* **Dataset rows**

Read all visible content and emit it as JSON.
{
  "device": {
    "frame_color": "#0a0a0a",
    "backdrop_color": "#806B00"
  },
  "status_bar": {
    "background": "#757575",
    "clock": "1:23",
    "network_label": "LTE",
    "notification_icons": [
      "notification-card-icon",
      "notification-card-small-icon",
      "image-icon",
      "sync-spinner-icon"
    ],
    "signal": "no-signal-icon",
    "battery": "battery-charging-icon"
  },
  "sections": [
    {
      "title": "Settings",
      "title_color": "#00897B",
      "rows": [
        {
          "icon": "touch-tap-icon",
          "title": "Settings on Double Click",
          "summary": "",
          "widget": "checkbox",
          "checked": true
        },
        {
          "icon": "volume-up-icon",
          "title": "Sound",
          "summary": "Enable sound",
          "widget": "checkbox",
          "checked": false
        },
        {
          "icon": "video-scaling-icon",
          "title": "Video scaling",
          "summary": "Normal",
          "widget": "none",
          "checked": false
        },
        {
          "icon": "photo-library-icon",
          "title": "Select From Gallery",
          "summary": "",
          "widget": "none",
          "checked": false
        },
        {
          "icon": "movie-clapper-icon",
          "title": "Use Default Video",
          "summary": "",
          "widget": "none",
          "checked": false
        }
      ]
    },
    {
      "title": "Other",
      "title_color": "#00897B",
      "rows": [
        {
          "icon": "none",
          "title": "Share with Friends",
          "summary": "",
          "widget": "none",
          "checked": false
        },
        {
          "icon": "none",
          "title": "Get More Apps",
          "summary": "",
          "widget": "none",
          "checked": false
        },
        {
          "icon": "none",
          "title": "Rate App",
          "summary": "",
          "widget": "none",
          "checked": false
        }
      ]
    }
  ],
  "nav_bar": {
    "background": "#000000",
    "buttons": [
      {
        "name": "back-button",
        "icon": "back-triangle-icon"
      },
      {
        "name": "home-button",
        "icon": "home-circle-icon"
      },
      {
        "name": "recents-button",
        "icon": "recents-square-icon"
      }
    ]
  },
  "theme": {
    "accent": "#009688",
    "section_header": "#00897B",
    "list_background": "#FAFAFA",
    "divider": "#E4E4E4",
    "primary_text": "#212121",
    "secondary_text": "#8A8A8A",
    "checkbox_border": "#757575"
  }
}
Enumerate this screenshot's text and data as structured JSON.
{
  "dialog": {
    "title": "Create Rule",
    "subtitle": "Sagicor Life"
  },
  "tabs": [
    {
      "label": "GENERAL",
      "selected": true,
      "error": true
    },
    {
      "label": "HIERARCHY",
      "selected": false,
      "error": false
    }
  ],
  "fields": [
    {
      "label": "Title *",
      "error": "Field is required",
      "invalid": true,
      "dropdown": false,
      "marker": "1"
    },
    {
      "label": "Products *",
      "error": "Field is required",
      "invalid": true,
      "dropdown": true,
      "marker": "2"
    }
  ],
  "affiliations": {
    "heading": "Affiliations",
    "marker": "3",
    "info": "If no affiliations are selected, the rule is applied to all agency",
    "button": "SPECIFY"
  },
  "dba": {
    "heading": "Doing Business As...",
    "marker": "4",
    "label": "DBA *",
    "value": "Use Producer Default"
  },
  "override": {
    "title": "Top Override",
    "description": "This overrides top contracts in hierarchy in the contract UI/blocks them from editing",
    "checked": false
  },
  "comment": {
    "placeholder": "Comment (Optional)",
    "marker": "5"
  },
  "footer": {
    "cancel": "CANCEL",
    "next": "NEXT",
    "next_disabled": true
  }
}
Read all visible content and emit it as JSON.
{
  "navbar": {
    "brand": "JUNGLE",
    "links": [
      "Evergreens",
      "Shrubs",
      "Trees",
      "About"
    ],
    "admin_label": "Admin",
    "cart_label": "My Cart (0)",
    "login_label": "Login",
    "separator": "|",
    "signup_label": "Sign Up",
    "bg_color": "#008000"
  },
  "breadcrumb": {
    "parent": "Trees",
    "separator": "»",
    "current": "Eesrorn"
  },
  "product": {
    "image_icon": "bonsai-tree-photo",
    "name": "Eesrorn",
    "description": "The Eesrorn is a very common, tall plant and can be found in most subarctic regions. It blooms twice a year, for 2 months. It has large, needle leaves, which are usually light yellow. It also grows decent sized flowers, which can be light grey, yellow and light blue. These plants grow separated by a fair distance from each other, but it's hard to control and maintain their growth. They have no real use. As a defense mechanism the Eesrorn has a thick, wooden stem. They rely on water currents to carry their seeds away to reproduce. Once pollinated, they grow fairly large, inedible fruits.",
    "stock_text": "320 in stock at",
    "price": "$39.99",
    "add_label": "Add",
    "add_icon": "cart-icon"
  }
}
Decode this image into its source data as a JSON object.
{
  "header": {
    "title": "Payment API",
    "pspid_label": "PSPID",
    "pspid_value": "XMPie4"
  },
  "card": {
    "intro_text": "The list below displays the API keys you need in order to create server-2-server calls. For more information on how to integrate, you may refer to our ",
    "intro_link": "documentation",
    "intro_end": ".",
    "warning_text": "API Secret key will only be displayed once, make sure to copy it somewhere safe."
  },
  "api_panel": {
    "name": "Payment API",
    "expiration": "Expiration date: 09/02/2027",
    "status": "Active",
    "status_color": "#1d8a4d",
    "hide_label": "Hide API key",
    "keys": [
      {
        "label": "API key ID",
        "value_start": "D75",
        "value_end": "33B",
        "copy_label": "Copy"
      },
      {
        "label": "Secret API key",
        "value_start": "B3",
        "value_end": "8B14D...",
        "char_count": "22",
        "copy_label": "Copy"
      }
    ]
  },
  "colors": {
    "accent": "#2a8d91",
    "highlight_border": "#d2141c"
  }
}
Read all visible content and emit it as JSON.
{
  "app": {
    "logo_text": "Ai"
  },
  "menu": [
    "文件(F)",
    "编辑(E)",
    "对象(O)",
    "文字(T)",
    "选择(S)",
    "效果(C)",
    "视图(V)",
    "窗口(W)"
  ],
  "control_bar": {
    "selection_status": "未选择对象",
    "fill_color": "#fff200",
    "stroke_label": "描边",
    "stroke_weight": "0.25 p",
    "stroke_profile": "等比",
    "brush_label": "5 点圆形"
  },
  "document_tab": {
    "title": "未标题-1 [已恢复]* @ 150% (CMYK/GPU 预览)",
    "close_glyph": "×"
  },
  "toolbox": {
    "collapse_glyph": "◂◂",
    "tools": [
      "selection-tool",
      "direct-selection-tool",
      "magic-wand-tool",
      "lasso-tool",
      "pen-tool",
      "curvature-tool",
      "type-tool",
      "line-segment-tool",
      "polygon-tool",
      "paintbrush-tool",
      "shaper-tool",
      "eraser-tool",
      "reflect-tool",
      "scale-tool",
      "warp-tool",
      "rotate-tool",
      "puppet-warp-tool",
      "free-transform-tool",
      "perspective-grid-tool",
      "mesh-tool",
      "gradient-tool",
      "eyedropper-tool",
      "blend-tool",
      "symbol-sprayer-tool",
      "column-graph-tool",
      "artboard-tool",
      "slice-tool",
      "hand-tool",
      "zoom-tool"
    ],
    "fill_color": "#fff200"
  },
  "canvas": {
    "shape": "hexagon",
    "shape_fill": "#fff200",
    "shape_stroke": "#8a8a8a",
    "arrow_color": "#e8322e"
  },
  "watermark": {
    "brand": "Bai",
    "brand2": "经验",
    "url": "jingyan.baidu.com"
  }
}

* **To be done**
In the listing, find each line with the string "card" and copy it.

* **Result for this task**
      "notification-card-icon",
      "notification-card-small-icon",
  "card": {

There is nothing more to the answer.